----- Excerpted data -----
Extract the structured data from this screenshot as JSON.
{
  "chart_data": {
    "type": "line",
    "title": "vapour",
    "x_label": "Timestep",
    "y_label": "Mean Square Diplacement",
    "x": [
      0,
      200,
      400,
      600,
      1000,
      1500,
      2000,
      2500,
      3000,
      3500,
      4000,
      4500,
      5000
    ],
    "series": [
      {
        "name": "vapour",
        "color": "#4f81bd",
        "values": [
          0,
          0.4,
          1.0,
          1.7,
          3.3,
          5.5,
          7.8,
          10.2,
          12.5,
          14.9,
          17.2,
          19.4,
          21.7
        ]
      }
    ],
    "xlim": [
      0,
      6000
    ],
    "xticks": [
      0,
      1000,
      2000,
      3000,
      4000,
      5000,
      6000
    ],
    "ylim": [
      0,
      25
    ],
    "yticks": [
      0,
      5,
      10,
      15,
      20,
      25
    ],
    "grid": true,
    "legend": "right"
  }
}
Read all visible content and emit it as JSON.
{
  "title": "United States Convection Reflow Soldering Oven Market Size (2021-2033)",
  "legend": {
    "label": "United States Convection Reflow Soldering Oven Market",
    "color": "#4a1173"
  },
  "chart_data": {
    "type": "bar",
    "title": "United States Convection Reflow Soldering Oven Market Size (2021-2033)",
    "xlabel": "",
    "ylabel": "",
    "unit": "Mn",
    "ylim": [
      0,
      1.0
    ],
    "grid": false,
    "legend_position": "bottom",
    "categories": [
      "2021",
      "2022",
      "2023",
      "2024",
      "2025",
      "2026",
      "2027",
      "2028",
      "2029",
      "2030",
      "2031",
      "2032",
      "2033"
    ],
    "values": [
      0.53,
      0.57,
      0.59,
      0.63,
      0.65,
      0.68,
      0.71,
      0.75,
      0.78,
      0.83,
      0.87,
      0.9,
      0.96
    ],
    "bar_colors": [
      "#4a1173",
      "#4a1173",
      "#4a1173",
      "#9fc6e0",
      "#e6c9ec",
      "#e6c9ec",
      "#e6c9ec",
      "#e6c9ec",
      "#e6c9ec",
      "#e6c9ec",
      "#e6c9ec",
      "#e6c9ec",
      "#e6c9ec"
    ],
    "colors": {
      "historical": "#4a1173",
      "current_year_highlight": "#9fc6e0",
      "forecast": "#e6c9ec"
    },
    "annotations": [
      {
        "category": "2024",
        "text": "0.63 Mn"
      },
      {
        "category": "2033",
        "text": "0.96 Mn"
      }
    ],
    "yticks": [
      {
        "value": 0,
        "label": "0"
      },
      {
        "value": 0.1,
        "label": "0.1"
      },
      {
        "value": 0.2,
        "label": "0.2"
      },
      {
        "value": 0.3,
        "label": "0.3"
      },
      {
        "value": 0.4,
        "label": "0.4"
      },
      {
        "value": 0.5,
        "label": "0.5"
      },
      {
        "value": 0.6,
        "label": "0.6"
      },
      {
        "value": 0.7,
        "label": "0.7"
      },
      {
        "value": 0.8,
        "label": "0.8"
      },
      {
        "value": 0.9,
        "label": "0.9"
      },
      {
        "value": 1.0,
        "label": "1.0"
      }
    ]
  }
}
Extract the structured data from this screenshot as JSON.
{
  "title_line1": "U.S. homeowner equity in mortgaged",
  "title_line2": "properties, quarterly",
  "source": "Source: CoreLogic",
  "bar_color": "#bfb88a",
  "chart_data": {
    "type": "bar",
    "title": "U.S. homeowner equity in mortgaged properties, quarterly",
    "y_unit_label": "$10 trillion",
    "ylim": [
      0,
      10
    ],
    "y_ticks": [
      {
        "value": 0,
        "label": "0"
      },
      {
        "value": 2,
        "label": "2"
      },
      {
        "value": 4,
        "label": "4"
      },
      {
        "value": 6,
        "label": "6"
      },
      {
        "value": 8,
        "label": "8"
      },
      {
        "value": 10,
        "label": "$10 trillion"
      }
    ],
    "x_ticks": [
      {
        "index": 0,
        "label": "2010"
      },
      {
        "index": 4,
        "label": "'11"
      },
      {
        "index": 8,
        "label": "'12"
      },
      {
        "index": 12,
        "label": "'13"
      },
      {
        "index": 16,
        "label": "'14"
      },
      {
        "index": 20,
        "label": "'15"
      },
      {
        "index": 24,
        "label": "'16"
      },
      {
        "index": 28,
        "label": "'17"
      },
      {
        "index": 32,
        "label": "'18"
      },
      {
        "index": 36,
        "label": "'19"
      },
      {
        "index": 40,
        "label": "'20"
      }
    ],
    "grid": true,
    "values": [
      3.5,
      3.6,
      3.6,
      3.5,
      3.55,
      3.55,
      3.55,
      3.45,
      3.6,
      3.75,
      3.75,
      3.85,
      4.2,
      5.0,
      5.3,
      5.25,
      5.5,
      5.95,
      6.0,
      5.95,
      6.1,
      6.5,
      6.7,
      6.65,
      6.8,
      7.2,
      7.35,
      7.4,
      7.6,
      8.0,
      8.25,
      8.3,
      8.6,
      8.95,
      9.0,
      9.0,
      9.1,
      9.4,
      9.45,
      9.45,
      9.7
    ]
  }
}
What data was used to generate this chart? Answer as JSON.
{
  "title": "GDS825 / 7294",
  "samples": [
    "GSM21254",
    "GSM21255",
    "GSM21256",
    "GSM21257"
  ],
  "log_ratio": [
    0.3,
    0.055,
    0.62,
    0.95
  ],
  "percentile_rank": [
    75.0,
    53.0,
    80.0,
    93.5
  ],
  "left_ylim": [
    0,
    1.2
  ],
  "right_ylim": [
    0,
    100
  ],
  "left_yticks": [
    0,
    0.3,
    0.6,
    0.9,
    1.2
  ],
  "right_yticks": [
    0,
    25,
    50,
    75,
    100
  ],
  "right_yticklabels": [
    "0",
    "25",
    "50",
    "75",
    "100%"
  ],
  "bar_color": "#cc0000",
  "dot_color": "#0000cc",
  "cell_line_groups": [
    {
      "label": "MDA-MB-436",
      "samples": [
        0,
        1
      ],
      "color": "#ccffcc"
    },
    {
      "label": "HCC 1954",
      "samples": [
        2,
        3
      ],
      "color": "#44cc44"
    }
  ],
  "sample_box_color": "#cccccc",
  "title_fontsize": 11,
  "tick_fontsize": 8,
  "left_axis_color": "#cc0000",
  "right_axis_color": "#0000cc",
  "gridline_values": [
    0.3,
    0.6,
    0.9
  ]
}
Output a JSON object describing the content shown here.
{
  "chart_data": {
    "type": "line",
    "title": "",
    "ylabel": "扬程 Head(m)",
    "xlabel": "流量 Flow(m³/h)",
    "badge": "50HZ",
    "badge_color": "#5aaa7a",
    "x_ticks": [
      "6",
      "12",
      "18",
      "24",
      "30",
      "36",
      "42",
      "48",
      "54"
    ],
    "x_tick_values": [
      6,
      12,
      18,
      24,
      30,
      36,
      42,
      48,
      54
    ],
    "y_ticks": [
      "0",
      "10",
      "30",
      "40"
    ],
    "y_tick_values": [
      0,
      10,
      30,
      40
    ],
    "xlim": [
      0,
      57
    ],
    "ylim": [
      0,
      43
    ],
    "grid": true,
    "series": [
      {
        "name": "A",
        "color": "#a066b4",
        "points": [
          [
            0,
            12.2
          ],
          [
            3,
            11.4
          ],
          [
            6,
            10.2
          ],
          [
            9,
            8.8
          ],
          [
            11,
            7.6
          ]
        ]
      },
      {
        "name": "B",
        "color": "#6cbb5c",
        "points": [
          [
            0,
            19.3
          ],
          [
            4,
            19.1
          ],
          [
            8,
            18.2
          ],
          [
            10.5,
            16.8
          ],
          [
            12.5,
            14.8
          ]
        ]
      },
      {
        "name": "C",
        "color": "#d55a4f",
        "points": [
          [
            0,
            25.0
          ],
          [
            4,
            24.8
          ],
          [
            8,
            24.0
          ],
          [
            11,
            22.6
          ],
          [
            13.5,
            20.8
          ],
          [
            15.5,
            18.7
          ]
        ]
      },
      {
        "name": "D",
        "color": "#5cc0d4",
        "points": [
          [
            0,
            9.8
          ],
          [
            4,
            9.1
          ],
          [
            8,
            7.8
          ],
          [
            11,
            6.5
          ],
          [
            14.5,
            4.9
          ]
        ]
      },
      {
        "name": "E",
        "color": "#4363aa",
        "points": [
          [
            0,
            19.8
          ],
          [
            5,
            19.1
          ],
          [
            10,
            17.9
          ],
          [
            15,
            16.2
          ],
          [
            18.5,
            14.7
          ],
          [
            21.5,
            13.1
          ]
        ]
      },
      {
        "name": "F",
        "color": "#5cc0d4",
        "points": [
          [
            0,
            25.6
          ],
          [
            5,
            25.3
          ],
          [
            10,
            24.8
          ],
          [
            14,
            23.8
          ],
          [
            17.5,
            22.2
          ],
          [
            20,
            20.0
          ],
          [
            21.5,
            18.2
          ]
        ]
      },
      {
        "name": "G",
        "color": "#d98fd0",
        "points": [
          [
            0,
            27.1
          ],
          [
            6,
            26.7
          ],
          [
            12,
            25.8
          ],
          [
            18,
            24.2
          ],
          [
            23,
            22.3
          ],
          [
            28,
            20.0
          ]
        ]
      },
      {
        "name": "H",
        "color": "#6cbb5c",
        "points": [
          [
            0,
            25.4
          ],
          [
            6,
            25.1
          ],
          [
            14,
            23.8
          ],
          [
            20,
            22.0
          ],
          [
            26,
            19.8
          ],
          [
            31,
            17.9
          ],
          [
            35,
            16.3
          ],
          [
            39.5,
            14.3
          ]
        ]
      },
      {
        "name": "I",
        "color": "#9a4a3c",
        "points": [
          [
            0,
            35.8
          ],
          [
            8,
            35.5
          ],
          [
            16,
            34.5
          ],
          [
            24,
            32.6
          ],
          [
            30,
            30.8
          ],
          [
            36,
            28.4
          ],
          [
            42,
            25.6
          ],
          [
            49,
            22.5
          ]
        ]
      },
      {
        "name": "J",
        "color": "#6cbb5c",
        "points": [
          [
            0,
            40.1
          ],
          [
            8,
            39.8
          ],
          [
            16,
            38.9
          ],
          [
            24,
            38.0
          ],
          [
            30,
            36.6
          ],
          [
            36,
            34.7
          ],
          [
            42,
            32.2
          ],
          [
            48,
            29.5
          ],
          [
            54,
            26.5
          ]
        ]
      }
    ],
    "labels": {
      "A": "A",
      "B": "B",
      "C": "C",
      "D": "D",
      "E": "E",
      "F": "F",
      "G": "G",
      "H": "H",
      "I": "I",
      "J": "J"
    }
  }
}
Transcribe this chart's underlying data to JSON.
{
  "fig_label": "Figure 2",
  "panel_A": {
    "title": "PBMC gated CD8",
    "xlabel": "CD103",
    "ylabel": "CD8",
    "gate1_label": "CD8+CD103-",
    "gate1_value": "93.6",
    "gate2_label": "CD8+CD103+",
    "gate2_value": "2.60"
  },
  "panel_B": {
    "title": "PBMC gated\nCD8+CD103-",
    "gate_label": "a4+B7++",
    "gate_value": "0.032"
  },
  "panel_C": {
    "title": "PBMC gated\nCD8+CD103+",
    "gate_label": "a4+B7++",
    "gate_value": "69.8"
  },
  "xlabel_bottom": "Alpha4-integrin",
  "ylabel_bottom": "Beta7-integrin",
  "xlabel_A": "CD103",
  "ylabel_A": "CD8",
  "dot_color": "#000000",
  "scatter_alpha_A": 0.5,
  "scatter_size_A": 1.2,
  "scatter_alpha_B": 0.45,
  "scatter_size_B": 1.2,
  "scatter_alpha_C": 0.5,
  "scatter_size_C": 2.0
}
-----
Say how many lines in the records hold "mortgaged", with the number as the whole reply.

**Solution:** 2